(TEXT FOR ANALYSIS)
Delhi High Court – Orders
Mitsubishi Electric India Private … vs Deputy Commissioner Of Income-Tax … on 16 March, 2026
$~57
* IN THE HIGH COURT OF DELHI AT NEW DELHI
+ W.P.(C) 3327/2026, CM APPLs. 16080/2026, 16081/2026 &
16101/2026
MITSUBISHI ELECTRIC INDIA PRIVATE LIMITED .....Petitioner
Through: Mr. Manuj Sabharwal, Adv.
versus
DEPUTY COMMISSIONER OF INCOME-TAX CIRCLE 16(1),
DELHI & ORS. .....Respondents
Through: Mr. Abhishek Maratha, SSC with Mr.
Apoorv Agarwal, JSC.
CORAM:
HON'BLE MR. JUSTICE DINESH MEHTA
HON'BLE MR. JUSTICE VINOD KUMAR
ORDER
% 16.03.2026
REPORTABLE
DINESH MEHTA, J. (ORAL)

(PROBLEM SET)
1. From the Delhi High Court order, quote the lines starting with "Delhi High Court" and going on through "Manuj Sabharwal, Adv.".
2. Rewrite as a short list the part of the Delhi High Court order that begins "MITSUBISHI ELECTRIC INDIA PRIVATE LIMITED" and ends "Apoorv Agarwal, JSC.", giving each party and who appears for it.
3. Carry on the Delhi High Court order from where it stops.
You will not need the data records.

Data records

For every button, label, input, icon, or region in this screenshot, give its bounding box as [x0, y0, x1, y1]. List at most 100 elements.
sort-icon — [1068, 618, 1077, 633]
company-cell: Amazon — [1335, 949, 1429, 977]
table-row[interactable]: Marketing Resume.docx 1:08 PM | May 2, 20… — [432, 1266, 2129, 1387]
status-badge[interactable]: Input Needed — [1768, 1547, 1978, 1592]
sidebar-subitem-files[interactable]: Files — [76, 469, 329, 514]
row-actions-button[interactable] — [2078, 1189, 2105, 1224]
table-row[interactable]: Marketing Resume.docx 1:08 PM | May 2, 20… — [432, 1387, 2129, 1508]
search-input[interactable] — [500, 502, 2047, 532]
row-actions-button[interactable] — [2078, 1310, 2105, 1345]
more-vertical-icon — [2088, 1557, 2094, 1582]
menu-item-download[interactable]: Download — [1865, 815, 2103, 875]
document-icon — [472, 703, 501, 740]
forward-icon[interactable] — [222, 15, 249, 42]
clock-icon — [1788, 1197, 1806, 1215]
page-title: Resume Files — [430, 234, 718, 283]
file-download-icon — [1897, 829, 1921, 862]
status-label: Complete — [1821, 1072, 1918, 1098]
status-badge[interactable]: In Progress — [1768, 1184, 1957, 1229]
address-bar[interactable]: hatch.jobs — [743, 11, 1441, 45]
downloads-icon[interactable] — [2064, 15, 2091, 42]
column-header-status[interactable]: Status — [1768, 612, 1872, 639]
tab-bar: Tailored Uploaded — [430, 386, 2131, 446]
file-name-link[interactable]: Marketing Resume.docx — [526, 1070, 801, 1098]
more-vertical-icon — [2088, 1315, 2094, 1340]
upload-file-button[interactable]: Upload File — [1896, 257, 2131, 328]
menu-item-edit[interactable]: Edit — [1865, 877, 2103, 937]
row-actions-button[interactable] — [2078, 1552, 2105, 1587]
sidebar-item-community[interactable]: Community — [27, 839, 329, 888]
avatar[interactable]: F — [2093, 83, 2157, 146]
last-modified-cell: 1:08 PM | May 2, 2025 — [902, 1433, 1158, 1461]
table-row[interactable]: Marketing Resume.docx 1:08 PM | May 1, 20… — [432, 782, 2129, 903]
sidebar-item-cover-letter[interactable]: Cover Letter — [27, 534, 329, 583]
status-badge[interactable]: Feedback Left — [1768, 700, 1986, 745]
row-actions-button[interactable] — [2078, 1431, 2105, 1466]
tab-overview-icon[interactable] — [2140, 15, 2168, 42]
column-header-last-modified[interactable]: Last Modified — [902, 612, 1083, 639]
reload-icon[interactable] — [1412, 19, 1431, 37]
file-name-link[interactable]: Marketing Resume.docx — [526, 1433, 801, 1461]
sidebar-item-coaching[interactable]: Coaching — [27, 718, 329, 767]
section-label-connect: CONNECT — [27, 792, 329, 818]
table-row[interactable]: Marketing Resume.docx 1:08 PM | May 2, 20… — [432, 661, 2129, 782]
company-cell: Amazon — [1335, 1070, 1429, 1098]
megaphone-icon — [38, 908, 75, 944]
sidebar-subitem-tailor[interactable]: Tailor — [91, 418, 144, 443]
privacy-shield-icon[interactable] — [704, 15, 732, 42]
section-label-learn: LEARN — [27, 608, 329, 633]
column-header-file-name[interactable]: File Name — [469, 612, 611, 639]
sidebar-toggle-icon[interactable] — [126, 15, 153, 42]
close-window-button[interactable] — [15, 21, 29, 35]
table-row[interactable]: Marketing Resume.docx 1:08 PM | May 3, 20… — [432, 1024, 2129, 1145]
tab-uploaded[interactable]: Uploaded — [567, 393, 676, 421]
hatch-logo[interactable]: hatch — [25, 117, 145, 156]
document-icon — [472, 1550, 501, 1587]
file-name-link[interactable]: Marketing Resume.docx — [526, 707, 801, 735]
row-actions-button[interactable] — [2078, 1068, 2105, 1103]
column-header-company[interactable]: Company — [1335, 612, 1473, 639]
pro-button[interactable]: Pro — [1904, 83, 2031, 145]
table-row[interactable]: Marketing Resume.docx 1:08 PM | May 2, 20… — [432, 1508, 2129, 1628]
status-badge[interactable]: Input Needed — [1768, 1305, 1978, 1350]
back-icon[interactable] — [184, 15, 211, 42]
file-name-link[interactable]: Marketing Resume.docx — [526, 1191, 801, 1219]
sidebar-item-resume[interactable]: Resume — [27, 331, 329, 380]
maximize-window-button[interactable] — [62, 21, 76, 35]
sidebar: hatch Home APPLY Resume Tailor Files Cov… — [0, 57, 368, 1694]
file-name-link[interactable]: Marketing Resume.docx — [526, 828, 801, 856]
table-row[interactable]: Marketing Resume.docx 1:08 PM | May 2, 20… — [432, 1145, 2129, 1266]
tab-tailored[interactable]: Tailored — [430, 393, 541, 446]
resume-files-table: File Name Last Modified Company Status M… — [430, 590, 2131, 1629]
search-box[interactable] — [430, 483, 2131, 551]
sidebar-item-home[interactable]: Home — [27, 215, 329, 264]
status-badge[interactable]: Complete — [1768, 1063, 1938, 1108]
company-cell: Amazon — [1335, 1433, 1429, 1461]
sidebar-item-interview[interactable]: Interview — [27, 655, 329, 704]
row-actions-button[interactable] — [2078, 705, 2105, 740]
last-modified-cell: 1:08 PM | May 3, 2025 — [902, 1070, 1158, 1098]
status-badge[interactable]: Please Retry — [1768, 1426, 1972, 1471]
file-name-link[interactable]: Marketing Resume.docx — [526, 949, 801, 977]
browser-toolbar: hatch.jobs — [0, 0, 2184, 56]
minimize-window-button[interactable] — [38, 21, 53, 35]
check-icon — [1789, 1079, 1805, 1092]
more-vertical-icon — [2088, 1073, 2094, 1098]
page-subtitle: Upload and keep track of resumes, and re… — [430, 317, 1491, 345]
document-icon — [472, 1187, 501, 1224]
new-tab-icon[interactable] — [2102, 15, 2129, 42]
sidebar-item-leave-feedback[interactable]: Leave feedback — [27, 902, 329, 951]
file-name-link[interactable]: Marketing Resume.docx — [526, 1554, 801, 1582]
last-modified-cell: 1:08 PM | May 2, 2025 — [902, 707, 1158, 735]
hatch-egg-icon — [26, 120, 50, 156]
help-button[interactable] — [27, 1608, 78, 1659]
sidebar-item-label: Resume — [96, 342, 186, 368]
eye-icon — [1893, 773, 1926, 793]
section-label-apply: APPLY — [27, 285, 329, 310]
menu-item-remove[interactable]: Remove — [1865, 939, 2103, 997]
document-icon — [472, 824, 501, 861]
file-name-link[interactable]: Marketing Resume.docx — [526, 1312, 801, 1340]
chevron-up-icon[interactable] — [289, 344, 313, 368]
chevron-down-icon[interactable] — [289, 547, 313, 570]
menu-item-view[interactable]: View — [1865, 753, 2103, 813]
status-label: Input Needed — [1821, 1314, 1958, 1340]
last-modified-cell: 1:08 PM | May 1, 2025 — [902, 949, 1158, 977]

(RESPONSES PER TASK)
1.
Delhi High Court – Orders
Mitsubishi Electric India Private … vs Deputy Commissioner Of Income-Tax … on 16 March, 2026
$~57
* IN THE HIGH COURT OF DELHI AT NEW DELHI
+ W.P.(C) 3327/2026, CM APPLs. 16080/2026, 16081/2026 &
16101/2026
MITSUBISHI ELECTRIC INDIA PRIVATE LIMITED .....Petitioner
Through: Mr. Manuj Sabharwal, Adv.

2.
- Petitioner: Mitsubishi Electric India Private Limited, through Mr. Manuj Sabharwal, Adv.
- Respondents: Deputy Commissioner of Income-Tax Circle 16(1), Delhi & Ors., through Mr. Abhishek Maratha, SSC, with Mr. Apoorv Agarwal, JSC.

3.
1. By way of the present writ petition, the petitioner has challenged the
order dated 03.03.2026 passed under Section 142(1) of Income Tax Act,
1961 (hereinafter referred to as ‘Act of 1961’) and notice dated 09.03.2026,
whereby the respondent No.2-Assessing Officer (hereinafter referred to as
‘AO’) has decided to go ahead with the assessment proceedings which were
initiated pursuant to the notices dated 19.06.2024 and 18.11.2024 issued
under Section 143(2) and 142(1) of the Act of 1961 respectively, for
Assessment Year 2023-24.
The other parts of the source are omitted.